#### Material provided

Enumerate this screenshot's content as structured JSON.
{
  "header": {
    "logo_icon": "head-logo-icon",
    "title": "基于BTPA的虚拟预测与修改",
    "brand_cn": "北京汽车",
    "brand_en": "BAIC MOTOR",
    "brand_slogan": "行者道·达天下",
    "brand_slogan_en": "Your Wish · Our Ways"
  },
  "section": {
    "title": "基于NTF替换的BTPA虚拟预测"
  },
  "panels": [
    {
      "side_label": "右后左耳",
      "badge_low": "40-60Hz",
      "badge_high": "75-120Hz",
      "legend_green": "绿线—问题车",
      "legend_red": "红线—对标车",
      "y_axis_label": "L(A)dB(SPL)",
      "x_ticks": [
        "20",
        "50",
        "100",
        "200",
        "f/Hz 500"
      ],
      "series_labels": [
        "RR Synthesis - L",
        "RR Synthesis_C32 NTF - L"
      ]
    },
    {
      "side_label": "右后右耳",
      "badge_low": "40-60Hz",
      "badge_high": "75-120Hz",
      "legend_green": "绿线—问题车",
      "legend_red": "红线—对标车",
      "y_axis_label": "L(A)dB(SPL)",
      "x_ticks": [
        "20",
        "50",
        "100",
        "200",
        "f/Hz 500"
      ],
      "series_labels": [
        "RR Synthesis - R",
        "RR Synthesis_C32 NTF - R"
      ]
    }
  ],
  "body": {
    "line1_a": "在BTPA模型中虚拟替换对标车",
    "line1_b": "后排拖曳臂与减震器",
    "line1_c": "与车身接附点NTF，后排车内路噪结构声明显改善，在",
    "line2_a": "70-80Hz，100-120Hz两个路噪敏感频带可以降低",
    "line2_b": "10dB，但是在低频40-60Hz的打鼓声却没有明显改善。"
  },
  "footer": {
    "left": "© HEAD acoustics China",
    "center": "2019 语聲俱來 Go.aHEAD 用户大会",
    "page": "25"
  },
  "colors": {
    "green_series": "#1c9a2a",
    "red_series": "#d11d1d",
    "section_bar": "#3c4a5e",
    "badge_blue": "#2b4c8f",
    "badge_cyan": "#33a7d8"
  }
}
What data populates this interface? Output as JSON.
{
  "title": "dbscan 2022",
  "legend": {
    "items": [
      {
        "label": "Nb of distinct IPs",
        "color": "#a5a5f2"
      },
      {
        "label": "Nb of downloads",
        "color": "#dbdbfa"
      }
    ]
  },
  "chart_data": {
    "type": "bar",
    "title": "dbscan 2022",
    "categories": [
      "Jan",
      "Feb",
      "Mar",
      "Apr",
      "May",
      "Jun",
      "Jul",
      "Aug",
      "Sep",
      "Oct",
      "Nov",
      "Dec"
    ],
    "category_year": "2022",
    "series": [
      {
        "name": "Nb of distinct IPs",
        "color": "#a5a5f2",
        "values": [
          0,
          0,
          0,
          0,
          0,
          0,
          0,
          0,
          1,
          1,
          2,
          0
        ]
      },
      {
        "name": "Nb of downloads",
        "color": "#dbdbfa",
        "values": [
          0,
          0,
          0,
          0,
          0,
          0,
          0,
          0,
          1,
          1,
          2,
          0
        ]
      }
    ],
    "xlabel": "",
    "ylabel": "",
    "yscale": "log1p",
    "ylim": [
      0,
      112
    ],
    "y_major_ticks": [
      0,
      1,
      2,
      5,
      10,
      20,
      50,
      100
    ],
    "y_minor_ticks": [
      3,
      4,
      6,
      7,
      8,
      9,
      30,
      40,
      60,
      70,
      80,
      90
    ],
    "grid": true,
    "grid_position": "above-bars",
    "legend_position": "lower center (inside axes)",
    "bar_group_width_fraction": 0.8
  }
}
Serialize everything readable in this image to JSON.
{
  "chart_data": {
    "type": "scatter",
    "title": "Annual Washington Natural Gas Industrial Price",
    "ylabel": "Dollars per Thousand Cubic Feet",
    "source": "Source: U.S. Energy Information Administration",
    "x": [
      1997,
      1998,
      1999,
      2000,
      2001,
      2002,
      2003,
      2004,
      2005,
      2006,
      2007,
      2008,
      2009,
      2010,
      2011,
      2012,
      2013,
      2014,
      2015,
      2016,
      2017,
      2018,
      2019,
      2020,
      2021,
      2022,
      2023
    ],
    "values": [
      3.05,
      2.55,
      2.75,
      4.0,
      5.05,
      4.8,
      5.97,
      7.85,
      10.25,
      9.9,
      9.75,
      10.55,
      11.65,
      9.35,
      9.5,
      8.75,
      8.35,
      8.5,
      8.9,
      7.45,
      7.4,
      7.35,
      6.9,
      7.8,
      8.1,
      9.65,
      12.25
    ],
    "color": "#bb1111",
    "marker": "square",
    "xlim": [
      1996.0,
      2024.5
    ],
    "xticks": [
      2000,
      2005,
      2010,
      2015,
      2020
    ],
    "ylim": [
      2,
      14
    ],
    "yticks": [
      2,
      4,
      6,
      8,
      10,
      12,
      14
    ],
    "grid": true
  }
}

########

» **Goal**:
Locate the word "ylabel" in the records and collect each line it appears in.

» **Solution to the exercise**:
    "ylabel": "",
    "ylabel": "Dollars per Thousand Cubic Feet",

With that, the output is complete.